• _Collected data_:
------
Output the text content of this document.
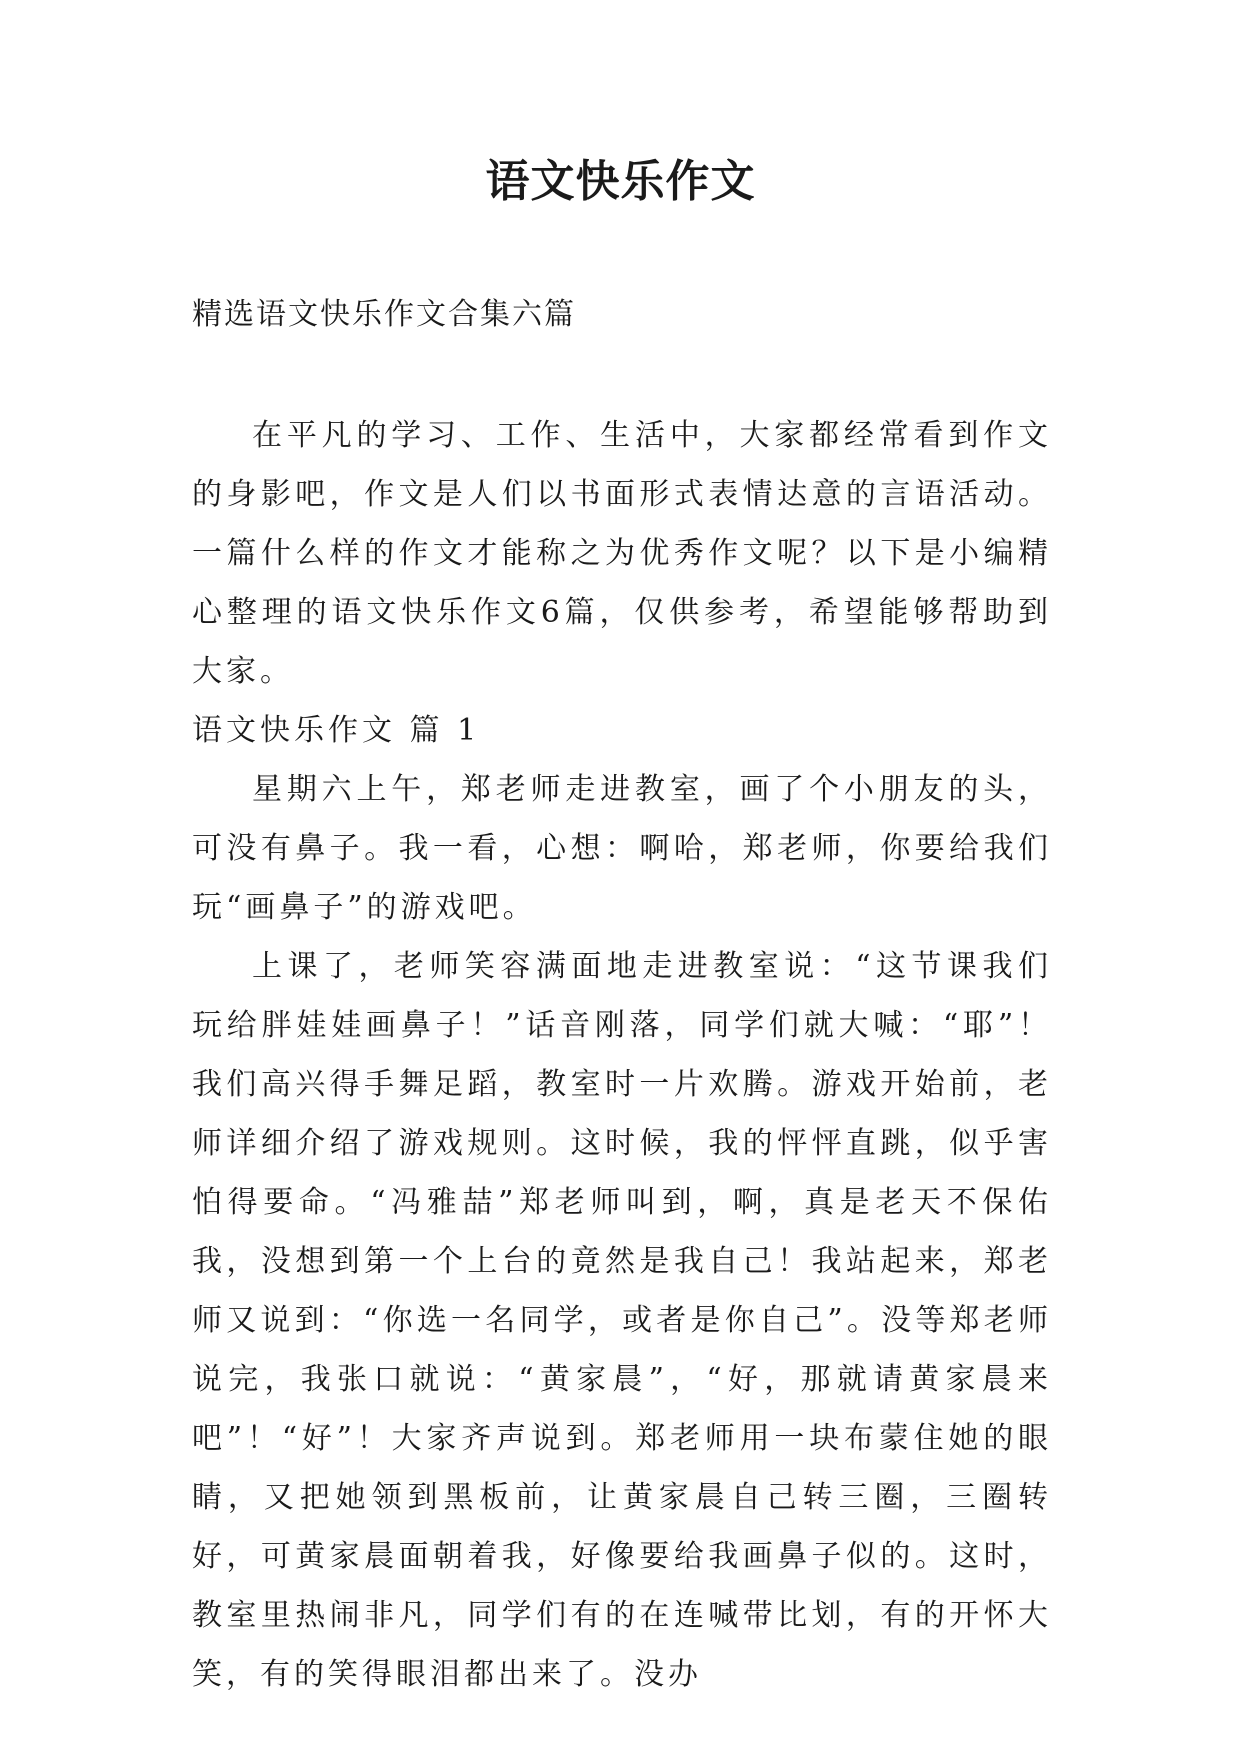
语文快乐作文
精选语文快乐作文合集六篇

在平凡的学习、工作、生活中，大家都经常看到作文的身影吧，作文是人们以书面形式表情达意的言语活动。一篇什么样的作文才能称之为优秀作文呢？以下是小编精心整理的语文快乐作文6篇，仅供参考，希望能够帮助到大家。

语文快乐作文 篇 1

星期六上午，郑老师走进教室，画了个小朋友的头，可没有鼻子。我一看，心想：啊哈，郑老师，你要给我们玩“画鼻子”的游戏吧。

上课了，老师笑容满面地走进教室说：“这节课我们玩给胖娃娃画鼻子！”话音刚落，同学们就大喊：“耶”！我们高兴得手舞足蹈，教室时一片欢腾。游戏开始前，老师详细介绍了游戏规则。这时候，我的怦怦直跳，似乎害怕得要命。“冯雅喆”郑老师叫到，啊，真是老天不保佑我，没想到第一个上台的竟然是我自己！我站起来，郑老师又说到：“你选一名同学，或者是你自己”。没等郑老师说完，我张口就说：“黄家晨”，“好，那就请黄家晨来吧”！“好”！大家齐声说到。郑老师用一块布蒙住她的眼睛，又把她领到黑板前，让黄家晨自己转三圈，三圈转好，可黄家晨面朝着我，好像要给我画鼻子似的。这时，教室里热闹非凡，同学们有的在连喊带比划，有的开怀大笑，有的笑得眼泪都出来了。没办
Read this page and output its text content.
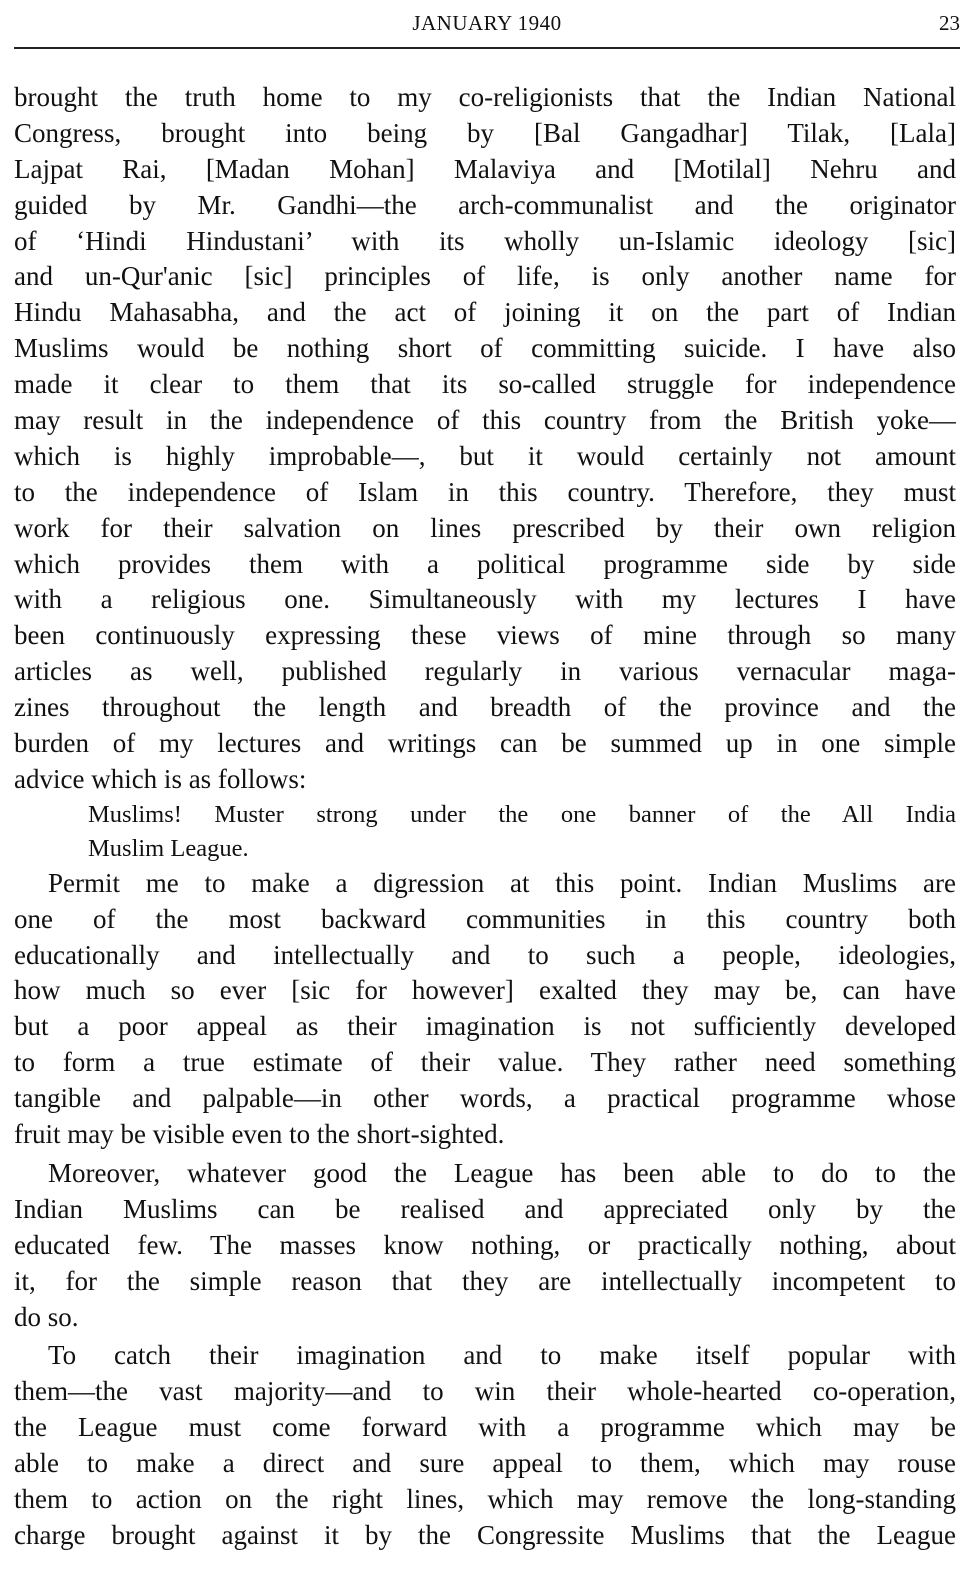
JANUARY 1940	23
brought the truth home to my co-religionists that the Indian National
Congress, brought into being by [Bal Gangadhar] Tilak, [Lala]
Lajpat Rai, [Madan Mohan] Malaviya and [Motilal] Nehru and
guided by Mr. Gandhi—the arch-communalist and the originator
of ‘Hindi Hindustani’ with its wholly un-Islamic ideology [sic]
and un-Qur'anic [sic] principles of life, is only another name for
Hindu Mahasabha, and the act of joining it on the part of Indian
Muslims would be nothing short of committing suicide. I have also
made it clear to them that its so-called struggle for independence
may result in the independence of this country from the British yoke—
which is highly improbable—, but it would certainly not amount
to the independence of Islam in this country. Therefore, they must
work for their salvation on lines prescribed by their own religion
which provides them with a political programme side by side
with a religious one. Simultaneously with my lectures I have
been continuously expressing these views of mine through so many
articles as well, published regularly in various vernacular maga-
zines throughout the length and breadth of the province and the
burden of my lectures and writings can be summed up in one simple
advice which is as follows:
Muslims! Muster strong under the one banner of the All India
Muslim League.
Permit me to make a digression at this point. Indian Muslims are
one of the most backward communities in this country both
educationally and intellectually and to such a people, ideologies,
how much so ever [sic for however] exalted they may be, can have
but a poor appeal as their imagination is not sufficiently developed
to form a true estimate of their value. They rather need something
tangible and palpable—in other words, a practical programme whose
fruit may be visible even to the short-sighted.
Moreover, whatever good the League has been able to do to the
Indian Muslims can be realised and appreciated only by the
educated few. The masses know nothing, or practically nothing, about
it, for the simple reason that they are intellectually incompetent to
do so.
To catch their imagination and to make itself popular with
them—the vast majority—and to win their whole-hearted co-operation,
the League must come forward with a programme which may be
able to make a direct and sure appeal to them, which may rouse
them to action on the right lines, which may remove the long-standing
charge brought against it by the Congressite Muslims that the League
------
Print the full listing exactly, dropping the pictures.

• _ANSWER FOR THIS EXERCISE_:
Output the text content of this document.
语文快乐作文
精选语文快乐作文合集六篇

在平凡的学习、工作、生活中，大家都经常看到作文的身影吧，作文是人们以书面形式表情达意的言语活动。一篇什么样的作文才能称之为优秀作文呢？以下是小编精心整理的语文快乐作文6篇，仅供参考，希望能够帮助到大家。

语文快乐作文 篇 1

星期六上午，郑老师走进教室，画了个小朋友的头，可没有鼻子。我一看，心想：啊哈，郑老师，你要给我们玩“画鼻子”的游戏吧。

上课了，老师笑容满面地走进教室说：“这节课我们玩给胖娃娃画鼻子！”话音刚落，同学们就大喊：“耶”！我们高兴得手舞足蹈，教室时一片欢腾。游戏开始前，老师详细介绍了游戏规则。这时候，我的怦怦直跳，似乎害怕得要命。“冯雅喆”郑老师叫到，啊，真是老天不保佑我，没想到第一个上台的竟然是我自己！我站起来，郑老师又说到：“你选一名同学，或者是你自己”。没等郑老师说完，我张口就说：“黄家晨”，“好，那就请黄家晨来吧”！“好”！大家齐声说到。郑老师用一块布蒙住她的眼睛，又把她领到黑板前，让黄家晨自己转三圈，三圈转好，可黄家晨面朝着我，好像要给我画鼻子似的。这时，教室里热闹非凡，同学们有的在连喊带比划，有的开怀大笑，有的笑得眼泪都出来了。没办
Read this page and output its text content.
JANUARY 1940	23
brought the truth home to my co-religionists that the Indian National
Congress, brought into being by [Bal Gangadhar] Tilak, [Lala]
Lajpat Rai, [Madan Mohan] Malaviya and [Motilal] Nehru and
guided by Mr. Gandhi—the arch-communalist and the originator
of ‘Hindi Hindustani’ with its wholly un-Islamic ideology [sic]
and un-Qur'anic [sic] principles of life, is only another name for
Hindu Mahasabha, and the act of joining it on the part of Indian
Muslims would be nothing short of committing suicide. I have also
made it clear to them that its so-called struggle for independence
may result in the independence of this country from the British yoke—
which is highly improbable—, but it would certainly not amount
to the independence of Islam in this country. Therefore, they must
work for their salvation on lines prescribed by their own religion
which provides them with a political programme side by side
with a religious one. Simultaneously with my lectures I have
been continuously expressing these views of mine through so many
articles as well, published regularly in various vernacular maga-
zines throughout the length and breadth of the province and the
burden of my lectures and writings can be summed up in one simple
advice which is as follows:
Muslims! Muster strong under the one banner of the All India
Muslim League.
Permit me to make a digression at this point. Indian Muslims are
one of the most backward communities in this country both
educationally and intellectually and to such a people, ideologies,
how much so ever [sic for however] exalted they may be, can have
but a poor appeal as their imagination is not sufficiently developed
to form a true estimate of their value. They rather need something
tangible and palpable—in other words, a practical programme whose
fruit may be visible even to the short-sighted.
Moreover, whatever good the League has been able to do to the
Indian Muslims can be realised and appreciated only by the
educated few. The masses know nothing, or practically nothing, about
it, for the simple reason that they are intellectually incompetent to
do so.
To catch their imagination and to make itself popular with
them—the vast majority—and to win their whole-hearted co-operation,
the League must come forward with a programme which may be
able to make a direct and sure appeal to them, which may rouse
them to action on the right lines, which may remove the long-standing
charge brought against it by the Congressite Muslims that the League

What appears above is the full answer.